▶ _EXERCISE GOAL_
Check every line of the data below for the string "Acquisti", and copy the ones that hold it.

▶ _PROVIDED RECORDS_
_ _ _
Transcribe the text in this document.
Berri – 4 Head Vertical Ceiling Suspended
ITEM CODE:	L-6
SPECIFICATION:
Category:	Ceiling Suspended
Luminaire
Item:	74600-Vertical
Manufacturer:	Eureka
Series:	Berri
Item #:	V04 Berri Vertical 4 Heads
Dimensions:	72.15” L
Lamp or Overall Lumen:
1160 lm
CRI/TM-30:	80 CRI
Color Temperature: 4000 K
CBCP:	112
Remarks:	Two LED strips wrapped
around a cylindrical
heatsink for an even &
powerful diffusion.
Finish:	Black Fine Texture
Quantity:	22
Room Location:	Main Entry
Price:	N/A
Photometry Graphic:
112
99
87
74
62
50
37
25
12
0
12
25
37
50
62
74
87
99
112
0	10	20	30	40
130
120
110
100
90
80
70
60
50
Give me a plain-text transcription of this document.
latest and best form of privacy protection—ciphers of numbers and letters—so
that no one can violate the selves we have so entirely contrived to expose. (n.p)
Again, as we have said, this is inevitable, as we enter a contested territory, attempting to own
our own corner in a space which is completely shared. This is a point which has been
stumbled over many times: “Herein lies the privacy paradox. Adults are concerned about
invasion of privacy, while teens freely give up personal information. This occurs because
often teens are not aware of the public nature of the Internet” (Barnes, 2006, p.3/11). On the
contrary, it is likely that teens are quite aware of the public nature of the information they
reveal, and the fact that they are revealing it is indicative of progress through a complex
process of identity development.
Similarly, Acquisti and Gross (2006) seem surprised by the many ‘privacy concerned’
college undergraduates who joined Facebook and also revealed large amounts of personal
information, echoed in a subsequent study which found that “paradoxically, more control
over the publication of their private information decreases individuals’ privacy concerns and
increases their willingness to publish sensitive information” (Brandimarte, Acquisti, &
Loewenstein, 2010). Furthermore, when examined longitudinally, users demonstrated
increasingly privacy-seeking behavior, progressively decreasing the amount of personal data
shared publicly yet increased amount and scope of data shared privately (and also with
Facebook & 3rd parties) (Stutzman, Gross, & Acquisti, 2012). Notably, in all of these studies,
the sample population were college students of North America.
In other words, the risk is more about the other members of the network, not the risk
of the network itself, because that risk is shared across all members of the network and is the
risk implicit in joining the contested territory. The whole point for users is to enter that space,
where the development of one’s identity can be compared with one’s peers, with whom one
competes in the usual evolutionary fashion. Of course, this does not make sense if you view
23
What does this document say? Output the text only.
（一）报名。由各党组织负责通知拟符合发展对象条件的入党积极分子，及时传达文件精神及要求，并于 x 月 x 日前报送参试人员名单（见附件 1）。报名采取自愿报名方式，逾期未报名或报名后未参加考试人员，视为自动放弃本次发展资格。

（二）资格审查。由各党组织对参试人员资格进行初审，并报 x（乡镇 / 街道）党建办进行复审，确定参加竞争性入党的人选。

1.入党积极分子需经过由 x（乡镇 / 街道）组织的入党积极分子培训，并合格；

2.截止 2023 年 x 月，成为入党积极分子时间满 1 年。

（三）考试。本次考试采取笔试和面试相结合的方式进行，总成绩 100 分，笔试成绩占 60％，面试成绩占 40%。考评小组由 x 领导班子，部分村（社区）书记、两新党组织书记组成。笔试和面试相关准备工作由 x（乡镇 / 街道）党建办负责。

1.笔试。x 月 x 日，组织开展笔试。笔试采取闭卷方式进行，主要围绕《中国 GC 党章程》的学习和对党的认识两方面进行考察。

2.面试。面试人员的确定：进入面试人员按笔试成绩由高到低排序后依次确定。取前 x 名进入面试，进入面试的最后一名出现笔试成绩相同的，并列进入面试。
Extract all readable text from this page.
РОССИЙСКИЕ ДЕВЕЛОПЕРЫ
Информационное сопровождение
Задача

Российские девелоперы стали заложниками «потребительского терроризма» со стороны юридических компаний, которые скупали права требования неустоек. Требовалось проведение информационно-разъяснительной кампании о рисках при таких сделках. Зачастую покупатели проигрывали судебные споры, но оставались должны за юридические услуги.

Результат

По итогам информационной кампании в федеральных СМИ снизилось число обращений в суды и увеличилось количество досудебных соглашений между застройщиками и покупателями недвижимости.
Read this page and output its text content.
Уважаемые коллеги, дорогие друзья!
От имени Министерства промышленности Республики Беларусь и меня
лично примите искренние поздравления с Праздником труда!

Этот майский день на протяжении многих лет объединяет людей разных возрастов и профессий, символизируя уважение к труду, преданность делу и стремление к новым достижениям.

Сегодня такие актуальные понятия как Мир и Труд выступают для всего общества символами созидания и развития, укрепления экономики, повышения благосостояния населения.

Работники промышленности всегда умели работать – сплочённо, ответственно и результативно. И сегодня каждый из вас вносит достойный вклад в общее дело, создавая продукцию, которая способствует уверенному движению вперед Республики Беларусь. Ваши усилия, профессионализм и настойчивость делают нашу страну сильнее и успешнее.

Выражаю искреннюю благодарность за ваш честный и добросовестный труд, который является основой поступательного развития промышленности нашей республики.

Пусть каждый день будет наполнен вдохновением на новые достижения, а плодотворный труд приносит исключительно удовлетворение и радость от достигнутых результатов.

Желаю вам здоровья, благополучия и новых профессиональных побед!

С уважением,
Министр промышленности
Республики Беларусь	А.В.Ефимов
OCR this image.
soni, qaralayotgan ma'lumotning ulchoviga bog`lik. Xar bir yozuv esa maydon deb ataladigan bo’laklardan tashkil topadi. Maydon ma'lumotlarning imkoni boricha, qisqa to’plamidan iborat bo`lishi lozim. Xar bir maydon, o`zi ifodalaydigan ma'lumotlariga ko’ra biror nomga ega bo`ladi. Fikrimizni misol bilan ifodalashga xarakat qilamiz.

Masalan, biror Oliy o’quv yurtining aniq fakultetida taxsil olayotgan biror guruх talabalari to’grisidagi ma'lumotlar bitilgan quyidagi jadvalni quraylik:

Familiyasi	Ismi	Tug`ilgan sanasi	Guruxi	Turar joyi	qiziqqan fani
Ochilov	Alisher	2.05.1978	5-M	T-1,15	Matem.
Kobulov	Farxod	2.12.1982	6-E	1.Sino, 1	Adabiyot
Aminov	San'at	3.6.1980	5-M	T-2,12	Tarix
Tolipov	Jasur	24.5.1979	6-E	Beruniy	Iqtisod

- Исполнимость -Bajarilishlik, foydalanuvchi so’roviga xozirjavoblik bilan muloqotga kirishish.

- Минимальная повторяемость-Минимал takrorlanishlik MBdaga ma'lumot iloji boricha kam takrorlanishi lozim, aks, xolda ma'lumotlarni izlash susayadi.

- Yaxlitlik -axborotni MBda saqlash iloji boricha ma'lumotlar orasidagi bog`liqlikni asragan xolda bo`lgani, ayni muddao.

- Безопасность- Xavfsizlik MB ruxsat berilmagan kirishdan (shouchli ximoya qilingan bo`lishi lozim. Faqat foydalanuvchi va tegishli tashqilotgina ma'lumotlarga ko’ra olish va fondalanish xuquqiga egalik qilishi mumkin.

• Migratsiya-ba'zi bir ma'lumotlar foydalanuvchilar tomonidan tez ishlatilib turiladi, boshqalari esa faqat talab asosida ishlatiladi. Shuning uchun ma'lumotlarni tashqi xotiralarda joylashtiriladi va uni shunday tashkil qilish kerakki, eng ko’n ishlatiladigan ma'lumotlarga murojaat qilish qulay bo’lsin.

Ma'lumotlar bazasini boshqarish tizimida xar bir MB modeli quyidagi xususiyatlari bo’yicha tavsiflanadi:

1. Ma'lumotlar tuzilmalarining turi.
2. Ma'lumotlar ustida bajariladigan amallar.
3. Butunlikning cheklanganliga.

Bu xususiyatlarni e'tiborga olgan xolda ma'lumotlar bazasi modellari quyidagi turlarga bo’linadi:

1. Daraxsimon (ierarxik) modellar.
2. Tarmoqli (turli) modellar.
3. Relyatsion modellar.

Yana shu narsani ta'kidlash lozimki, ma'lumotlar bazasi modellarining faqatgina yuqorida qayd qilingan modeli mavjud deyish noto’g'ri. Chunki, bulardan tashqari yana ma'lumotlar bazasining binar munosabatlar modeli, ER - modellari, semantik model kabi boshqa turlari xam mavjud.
_ _ _
▶ _REPLY_
Similarly, Acquisti and Gross (2006) seem surprised by the many ‘privacy concerned’
increases their willingness to publish sensitive information” (Brandimarte, Acquisti, &
Facebook & 3rd parties) (Stutzman, Gross, & Acquisti, 2012). Notably, in all of these studies,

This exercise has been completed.